[Records]
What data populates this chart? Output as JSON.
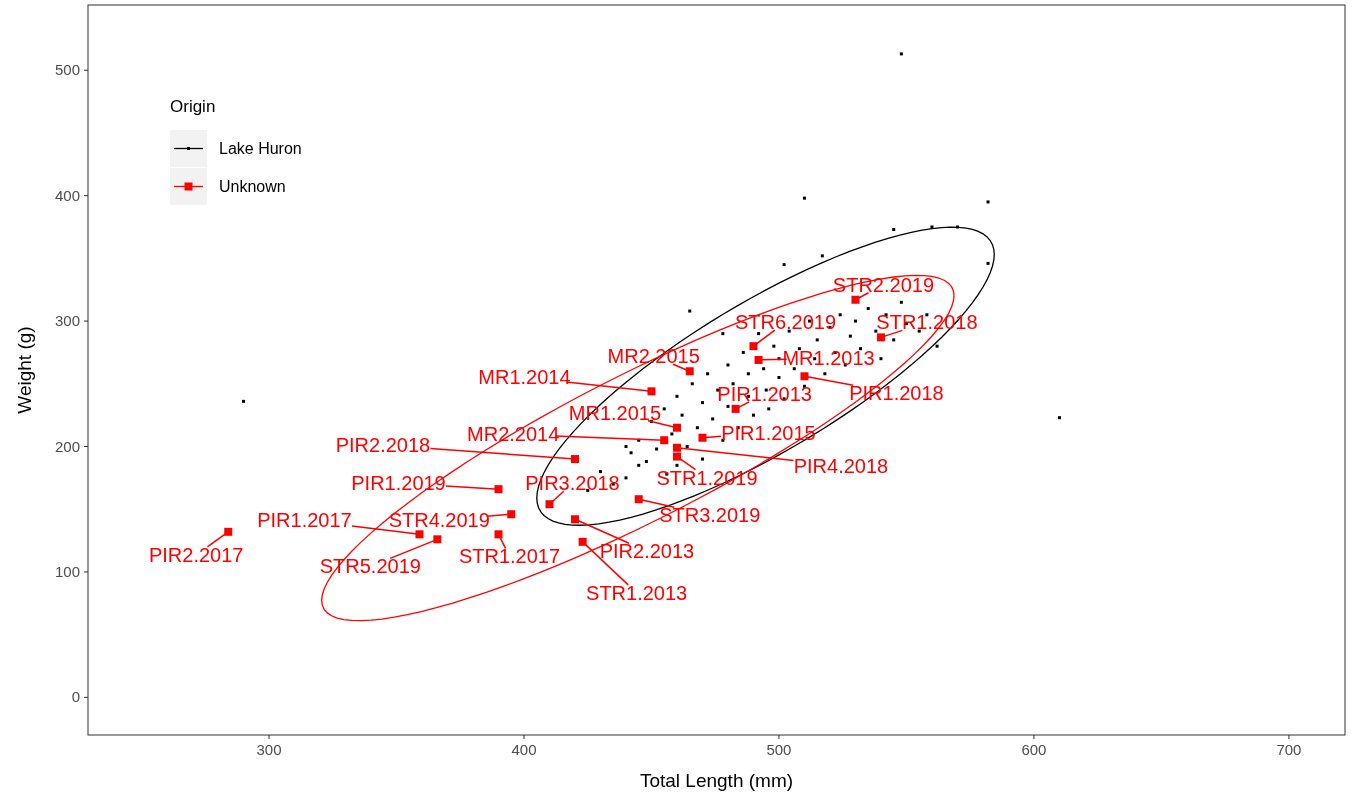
{
  "chart_data": {
    "type": "scatter",
    "xlabel": "Total Length (mm)",
    "ylabel": "Weight (g)",
    "legend_title": "Origin",
    "legend": "top left",
    "grid": false,
    "xlim": [
      229,
      722
    ],
    "ylim": [
      -30,
      552
    ],
    "xticks": [
      300,
      400,
      500,
      600,
      700
    ],
    "yticks": [
      0,
      100,
      200,
      300,
      400,
      500
    ],
    "series": [
      {
        "name": "Lake Huron",
        "color": "#000000",
        "marker": "square",
        "x": [
          548,
          510,
          545,
          560,
          570,
          582,
          582,
          610,
          290,
          517,
          502,
          465,
          478,
          440,
          430,
          425,
          435,
          445,
          440,
          442,
          445,
          448,
          450,
          452,
          455,
          456,
          458,
          460,
          460,
          462,
          464,
          466,
          468,
          470,
          470,
          472,
          474,
          476,
          478,
          480,
          480,
          482,
          484,
          486,
          488,
          488,
          490,
          492,
          494,
          495,
          496,
          498,
          500,
          500,
          502,
          504,
          506,
          508,
          510,
          512,
          514,
          515,
          518,
          520,
          522,
          524,
          526,
          528,
          530,
          532,
          535,
          538,
          540,
          542,
          545,
          548,
          550,
          555,
          558,
          562
        ],
        "values": [
          513,
          398,
          373,
          375,
          375,
          395,
          346,
          223,
          236,
          352,
          345,
          308,
          290,
          200,
          180,
          165,
          170,
          185,
          175,
          195,
          205,
          188,
          220,
          198,
          230,
          178,
          210,
          240,
          185,
          225,
          200,
          250,
          215,
          235,
          190,
          258,
          222,
          245,
          205,
          265,
          232,
          250,
          215,
          275,
          240,
          258,
          225,
          290,
          262,
          245,
          230,
          280,
          255,
          270,
          238,
          292,
          262,
          278,
          248,
          300,
          270,
          285,
          258,
          295,
          275,
          305,
          265,
          288,
          300,
          278,
          310,
          292,
          270,
          305,
          285,
          315,
          298,
          292,
          305,
          280
        ]
      },
      {
        "name": "Unknown",
        "color": "#ff0000",
        "marker": "square",
        "x": [
          284,
          359,
          366,
          395,
          390,
          390,
          410,
          420,
          423,
          445,
          420,
          455,
          460,
          460,
          460,
          470,
          483,
          450,
          465,
          490,
          492,
          510,
          530,
          540
        ],
        "values": [
          132,
          130,
          126,
          146,
          130,
          166,
          154,
          142,
          124,
          158,
          190,
          205,
          199,
          192,
          215,
          207,
          230,
          244,
          260,
          280,
          269,
          256,
          317,
          287
        ]
      }
    ],
    "annotations": [
      {
        "text": "PIR2.2017",
        "x": 284,
        "y": 132
      },
      {
        "text": "PIR1.2017",
        "x": 359,
        "y": 130
      },
      {
        "text": "STR5.2019",
        "x": 366,
        "y": 126
      },
      {
        "text": "STR4.2019",
        "x": 395,
        "y": 146
      },
      {
        "text": "STR1.2017",
        "x": 390,
        "y": 130
      },
      {
        "text": "PIR1.2019",
        "x": 390,
        "y": 166
      },
      {
        "text": "PIR3.2018",
        "x": 410,
        "y": 154
      },
      {
        "text": "PIR2.2013",
        "x": 420,
        "y": 142
      },
      {
        "text": "STR1.2013",
        "x": 423,
        "y": 124
      },
      {
        "text": "STR3.2019",
        "x": 445,
        "y": 158
      },
      {
        "text": "PIR2.2018",
        "x": 420,
        "y": 190
      },
      {
        "text": "MR2.2014",
        "x": 455,
        "y": 205
      },
      {
        "text": "PIR4.2018",
        "x": 460,
        "y": 199
      },
      {
        "text": "STR1.2019",
        "x": 460,
        "y": 192
      },
      {
        "text": "MR1.2015",
        "x": 460,
        "y": 215
      },
      {
        "text": "PIR1.2015",
        "x": 470,
        "y": 207
      },
      {
        "text": "PIR1.2013",
        "x": 483,
        "y": 230
      },
      {
        "text": "MR1.2014",
        "x": 450,
        "y": 244
      },
      {
        "text": "MR2.2015",
        "x": 465,
        "y": 260
      },
      {
        "text": "STR6.2019",
        "x": 490,
        "y": 280
      },
      {
        "text": "MR1.2013",
        "x": 492,
        "y": 269
      },
      {
        "text": "PIR1.2018",
        "x": 510,
        "y": 256
      },
      {
        "text": "STR2.2019",
        "x": 530,
        "y": 317
      },
      {
        "text": "STR1.2018",
        "x": 540,
        "y": 287
      }
    ]
  }
}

WHAT YOU ARE ASKED TO DO → Working from the material above, transcribe it exactly while omitting pictures.

FINISHED ANSWER →
What data populates this chart? Output as JSON.
{
  "chart_data": {
    "type": "scatter",
    "xlabel": "Total Length (mm)",
    "ylabel": "Weight (g)",
    "legend_title": "Origin",
    "legend": "top left",
    "grid": false,
    "xlim": [
      229,
      722
    ],
    "ylim": [
      -30,
      552
    ],
    "xticks": [
      300,
      400,
      500,
      600,
      700
    ],
    "yticks": [
      0,
      100,
      200,
      300,
      400,
      500
    ],
    "series": [
      {
        "name": "Lake Huron",
        "color": "#000000",
        "marker": "square",
        "x": [
          548,
          510,
          545,
          560,
          570,
          582,
          582,
          610,
          290,
          517,
          502,
          465,
          478,
          440,
          430,
          425,
          435,
          445,
          440,
          442,
          445,
          448,
          450,
          452,
          455,
          456,
          458,
          460,
          460,
          462,
          464,
          466,
          468,
          470,
          470,
          472,
          474,
          476,
          478,
          480,
          480,
          482,
          484,
          486,
          488,
          488,
          490,
          492,
          494,
          495,
          496,
          498,
          500,
          500,
          502,
          504,
          506,
          508,
          510,
          512,
          514,
          515,
          518,
          520,
          522,
          524,
          526,
          528,
          530,
          532,
          535,
          538,
          540,
          542,
          545,
          548,
          550,
          555,
          558,
          562
        ],
        "values": [
          513,
          398,
          373,
          375,
          375,
          395,
          346,
          223,
          236,
          352,
          345,
          308,
          290,
          200,
          180,
          165,
          170,
          185,
          175,
          195,
          205,
          188,
          220,
          198,
          230,
          178,
          210,
          240,
          185,
          225,
          200,
          250,
          215,
          235,
          190,
          258,
          222,
          245,
          205,
          265,
          232,
          250,
          215,
          275,
          240,
          258,
          225,
          290,
          262,
          245,
          230,
          280,
          255,
          270,
          238,
          292,
          262,
          278,
          248,
          300,
          270,
          285,
          258,
          295,
          275,
          305,
          265,
          288,
          300,
          278,
          310,
          292,
          270,
          305,
          285,
          315,
          298,
          292,
          305,
          280
        ]
      },
      {
        "name": "Unknown",
        "color": "#ff0000",
        "marker": "square",
        "x": [
          284,
          359,
          366,
          395,
          390,
          390,
          410,
          420,
          423,
          445,
          420,
          455,
          460,
          460,
          460,
          470,
          483,
          450,
          465,
          490,
          492,
          510,
          530,
          540
        ],
        "values": [
          132,
          130,
          126,
          146,
          130,
          166,
          154,
          142,
          124,
          158,
          190,
          205,
          199,
          192,
          215,
          207,
          230,
          244,
          260,
          280,
          269,
          256,
          317,
          287
        ]
      }
    ],
    "annotations": [
      {
        "text": "PIR2.2017",
        "x": 284,
        "y": 132
      },
      {
        "text": "PIR1.2017",
        "x": 359,
        "y": 130
      },
      {
        "text": "STR5.2019",
        "x": 366,
        "y": 126
      },
      {
        "text": "STR4.2019",
        "x": 395,
        "y": 146
      },
      {
        "text": "STR1.2017",
        "x": 390,
        "y": 130
      },
      {
        "text": "PIR1.2019",
        "x": 390,
        "y": 166
      },
      {
        "text": "PIR3.2018",
        "x": 410,
        "y": 154
      },
      {
        "text": "PIR2.2013",
        "x": 420,
        "y": 142
      },
      {
        "text": "STR1.2013",
        "x": 423,
        "y": 124
      },
      {
        "text": "STR3.2019",
        "x": 445,
        "y": 158
      },
      {
        "text": "PIR2.2018",
        "x": 420,
        "y": 190
      },
      {
        "text": "MR2.2014",
        "x": 455,
        "y": 205
      },
      {
        "text": "PIR4.2018",
        "x": 460,
        "y": 199
      },
      {
        "text": "STR1.2019",
        "x": 460,
        "y": 192
      },
      {
        "text": "MR1.2015",
        "x": 460,
        "y": 215
      },
      {
        "text": "PIR1.2015",
        "x": 470,
        "y": 207
      },
      {
        "text": "PIR1.2013",
        "x": 483,
        "y": 230
      },
      {
        "text": "MR1.2014",
        "x": 450,
        "y": 244
      },
      {
        "text": "MR2.2015",
        "x": 465,
        "y": 260
      },
      {
        "text": "STR6.2019",
        "x": 490,
        "y": 280
      },
      {
        "text": "MR1.2013",
        "x": 492,
        "y": 269
      },
      {
        "text": "PIR1.2018",
        "x": 510,
        "y": 256
      },
      {
        "text": "STR2.2019",
        "x": 530,
        "y": 317
      },
      {
        "text": "STR1.2018",
        "x": 540,
        "y": 287
      }
    ]
  }
}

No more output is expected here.